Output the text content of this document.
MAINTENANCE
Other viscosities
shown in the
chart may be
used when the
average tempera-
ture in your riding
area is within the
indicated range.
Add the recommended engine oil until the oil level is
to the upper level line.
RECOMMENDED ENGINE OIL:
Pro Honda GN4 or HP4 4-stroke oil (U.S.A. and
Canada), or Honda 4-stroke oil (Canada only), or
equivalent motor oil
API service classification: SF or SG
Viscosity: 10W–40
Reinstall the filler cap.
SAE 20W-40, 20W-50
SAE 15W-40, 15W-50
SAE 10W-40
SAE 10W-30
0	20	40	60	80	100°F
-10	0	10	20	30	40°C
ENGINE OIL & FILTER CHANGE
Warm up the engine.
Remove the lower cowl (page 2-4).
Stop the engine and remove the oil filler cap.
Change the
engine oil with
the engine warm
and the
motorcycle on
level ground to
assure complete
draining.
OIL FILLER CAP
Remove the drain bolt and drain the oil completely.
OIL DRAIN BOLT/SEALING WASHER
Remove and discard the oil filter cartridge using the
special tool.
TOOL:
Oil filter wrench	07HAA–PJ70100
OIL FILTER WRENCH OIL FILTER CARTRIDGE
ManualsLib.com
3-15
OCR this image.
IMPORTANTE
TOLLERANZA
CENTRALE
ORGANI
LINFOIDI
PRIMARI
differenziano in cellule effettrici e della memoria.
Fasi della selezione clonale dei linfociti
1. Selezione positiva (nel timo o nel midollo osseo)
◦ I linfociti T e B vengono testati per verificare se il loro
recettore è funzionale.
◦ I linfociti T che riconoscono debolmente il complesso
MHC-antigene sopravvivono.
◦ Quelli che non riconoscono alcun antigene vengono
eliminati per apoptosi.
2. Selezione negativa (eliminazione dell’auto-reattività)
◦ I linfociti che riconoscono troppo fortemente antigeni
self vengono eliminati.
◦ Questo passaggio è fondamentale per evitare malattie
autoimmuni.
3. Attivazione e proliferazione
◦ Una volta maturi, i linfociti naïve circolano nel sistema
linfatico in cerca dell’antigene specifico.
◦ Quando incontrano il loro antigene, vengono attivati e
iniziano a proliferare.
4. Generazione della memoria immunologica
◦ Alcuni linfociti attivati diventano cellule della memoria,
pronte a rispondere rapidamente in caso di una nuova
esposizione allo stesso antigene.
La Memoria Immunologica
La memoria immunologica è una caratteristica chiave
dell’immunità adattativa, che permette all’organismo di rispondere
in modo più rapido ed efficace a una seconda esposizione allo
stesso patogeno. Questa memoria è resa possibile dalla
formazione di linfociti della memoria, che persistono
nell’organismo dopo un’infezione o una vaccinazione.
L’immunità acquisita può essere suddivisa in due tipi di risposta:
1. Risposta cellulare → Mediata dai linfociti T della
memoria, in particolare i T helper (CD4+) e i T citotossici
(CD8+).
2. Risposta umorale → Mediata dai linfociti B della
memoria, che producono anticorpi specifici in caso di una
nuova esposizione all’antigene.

§ §

EXERCISE DIRECTIONS: Read the entries and show each line that mentions "Honda".

ANSWER TO THIS TASK:
Pro Honda GN4 or HP4 4-stroke oil (U.S.A. and
Canada), or Honda 4-stroke oil (Canada only), or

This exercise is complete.